Single out each line with the word "aurea" and copy it.

○ ○ ○

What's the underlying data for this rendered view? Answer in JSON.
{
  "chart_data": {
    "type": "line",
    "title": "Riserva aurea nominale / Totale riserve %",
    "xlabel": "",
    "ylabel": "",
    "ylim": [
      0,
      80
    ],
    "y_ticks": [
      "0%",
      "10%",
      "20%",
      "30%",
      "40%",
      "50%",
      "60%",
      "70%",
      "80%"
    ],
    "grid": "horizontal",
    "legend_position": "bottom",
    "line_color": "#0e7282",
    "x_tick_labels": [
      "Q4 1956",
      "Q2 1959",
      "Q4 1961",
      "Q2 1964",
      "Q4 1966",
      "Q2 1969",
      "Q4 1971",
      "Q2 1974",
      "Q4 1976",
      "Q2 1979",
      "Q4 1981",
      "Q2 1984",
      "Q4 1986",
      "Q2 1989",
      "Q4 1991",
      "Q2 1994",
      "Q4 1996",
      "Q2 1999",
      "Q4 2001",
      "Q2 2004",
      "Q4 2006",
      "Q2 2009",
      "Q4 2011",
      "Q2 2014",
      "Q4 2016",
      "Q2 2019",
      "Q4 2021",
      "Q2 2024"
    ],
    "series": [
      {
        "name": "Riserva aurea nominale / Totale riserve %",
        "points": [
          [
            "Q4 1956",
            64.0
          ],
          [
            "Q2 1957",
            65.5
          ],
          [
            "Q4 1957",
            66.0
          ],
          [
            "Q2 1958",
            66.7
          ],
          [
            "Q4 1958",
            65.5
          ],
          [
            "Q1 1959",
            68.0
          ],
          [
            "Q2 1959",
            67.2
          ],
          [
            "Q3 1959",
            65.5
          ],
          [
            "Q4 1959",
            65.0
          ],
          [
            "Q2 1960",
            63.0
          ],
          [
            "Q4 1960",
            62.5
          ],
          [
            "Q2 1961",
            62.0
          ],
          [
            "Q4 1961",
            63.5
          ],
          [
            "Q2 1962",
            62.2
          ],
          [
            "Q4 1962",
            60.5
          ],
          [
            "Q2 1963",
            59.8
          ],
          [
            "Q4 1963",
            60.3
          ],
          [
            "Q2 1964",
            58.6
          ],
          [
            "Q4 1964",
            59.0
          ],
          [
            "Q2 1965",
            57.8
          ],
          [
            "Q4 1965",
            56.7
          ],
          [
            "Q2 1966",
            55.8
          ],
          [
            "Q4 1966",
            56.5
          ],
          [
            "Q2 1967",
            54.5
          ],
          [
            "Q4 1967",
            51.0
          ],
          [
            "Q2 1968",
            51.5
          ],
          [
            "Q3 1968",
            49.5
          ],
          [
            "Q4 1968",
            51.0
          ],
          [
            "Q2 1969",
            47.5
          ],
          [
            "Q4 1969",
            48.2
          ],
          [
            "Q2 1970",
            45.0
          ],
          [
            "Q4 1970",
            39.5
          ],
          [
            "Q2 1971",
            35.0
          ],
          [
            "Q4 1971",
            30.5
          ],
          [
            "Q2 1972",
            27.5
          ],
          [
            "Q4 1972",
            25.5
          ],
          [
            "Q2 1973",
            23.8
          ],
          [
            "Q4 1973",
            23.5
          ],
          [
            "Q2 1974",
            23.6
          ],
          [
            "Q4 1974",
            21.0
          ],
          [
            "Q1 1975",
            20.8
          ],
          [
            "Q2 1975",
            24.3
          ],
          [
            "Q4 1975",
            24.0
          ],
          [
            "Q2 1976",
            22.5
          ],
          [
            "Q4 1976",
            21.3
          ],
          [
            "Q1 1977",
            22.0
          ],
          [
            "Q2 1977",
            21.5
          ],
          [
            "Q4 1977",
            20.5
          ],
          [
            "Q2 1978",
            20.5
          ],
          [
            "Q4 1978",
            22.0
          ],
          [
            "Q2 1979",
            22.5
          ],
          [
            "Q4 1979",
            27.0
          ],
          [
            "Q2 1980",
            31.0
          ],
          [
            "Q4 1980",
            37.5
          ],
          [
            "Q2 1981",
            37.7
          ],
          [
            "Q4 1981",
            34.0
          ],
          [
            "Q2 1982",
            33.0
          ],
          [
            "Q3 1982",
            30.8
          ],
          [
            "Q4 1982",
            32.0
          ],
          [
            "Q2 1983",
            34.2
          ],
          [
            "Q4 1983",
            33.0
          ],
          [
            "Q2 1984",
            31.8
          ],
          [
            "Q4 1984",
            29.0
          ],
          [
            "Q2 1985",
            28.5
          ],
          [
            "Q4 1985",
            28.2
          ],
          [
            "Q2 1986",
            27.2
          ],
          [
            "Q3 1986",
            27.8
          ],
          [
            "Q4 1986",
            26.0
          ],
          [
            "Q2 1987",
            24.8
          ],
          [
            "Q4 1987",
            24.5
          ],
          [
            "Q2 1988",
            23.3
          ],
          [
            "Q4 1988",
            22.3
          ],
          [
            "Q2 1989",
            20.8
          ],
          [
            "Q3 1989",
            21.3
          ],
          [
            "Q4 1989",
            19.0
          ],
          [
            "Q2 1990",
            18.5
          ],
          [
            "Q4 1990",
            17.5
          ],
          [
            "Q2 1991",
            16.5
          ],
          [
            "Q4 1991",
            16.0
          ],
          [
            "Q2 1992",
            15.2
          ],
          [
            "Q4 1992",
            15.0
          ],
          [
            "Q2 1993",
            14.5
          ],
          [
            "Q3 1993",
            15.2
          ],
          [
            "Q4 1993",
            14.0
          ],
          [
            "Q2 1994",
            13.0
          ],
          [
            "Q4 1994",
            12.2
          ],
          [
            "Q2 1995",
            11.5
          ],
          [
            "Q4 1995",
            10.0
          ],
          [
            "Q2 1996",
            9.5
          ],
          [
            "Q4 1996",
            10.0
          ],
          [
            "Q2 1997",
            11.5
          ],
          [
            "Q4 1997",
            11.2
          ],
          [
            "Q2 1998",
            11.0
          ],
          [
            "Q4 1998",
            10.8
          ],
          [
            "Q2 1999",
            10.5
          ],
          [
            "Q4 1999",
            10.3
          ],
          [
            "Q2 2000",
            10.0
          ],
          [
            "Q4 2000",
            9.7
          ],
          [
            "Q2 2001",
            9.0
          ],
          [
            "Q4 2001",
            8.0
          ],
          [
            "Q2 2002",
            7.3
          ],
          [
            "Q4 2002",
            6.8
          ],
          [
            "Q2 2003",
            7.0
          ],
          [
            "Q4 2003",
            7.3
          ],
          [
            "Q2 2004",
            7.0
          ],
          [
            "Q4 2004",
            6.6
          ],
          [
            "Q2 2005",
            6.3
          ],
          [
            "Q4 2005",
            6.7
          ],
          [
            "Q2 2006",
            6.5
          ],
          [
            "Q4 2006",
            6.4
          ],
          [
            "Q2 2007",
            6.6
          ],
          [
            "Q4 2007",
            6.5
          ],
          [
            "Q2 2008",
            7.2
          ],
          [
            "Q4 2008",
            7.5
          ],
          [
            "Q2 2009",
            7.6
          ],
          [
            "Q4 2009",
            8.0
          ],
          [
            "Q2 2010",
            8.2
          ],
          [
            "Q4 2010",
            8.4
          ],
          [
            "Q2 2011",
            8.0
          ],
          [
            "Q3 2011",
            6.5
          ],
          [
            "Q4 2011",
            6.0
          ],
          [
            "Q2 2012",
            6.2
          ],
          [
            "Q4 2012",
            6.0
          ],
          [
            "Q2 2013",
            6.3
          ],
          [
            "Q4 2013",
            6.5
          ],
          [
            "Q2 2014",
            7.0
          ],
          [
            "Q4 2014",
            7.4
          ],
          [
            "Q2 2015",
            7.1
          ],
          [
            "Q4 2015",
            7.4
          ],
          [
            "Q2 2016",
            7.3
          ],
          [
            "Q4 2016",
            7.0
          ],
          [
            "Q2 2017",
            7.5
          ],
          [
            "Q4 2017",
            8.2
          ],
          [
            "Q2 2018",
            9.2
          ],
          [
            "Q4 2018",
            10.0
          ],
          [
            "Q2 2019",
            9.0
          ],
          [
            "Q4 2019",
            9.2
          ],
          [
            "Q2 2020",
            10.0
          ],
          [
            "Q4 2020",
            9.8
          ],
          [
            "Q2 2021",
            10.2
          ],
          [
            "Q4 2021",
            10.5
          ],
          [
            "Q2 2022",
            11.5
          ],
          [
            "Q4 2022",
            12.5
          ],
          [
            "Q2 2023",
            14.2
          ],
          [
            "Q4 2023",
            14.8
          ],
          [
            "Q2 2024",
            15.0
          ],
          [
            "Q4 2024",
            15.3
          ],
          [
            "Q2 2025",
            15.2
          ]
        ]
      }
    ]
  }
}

○ ○ ○

# FINAL RESULT
    "title": "Riserva aurea nominale / Totale riserve %",
        "name": "Riserva aurea nominale / Totale riserve %",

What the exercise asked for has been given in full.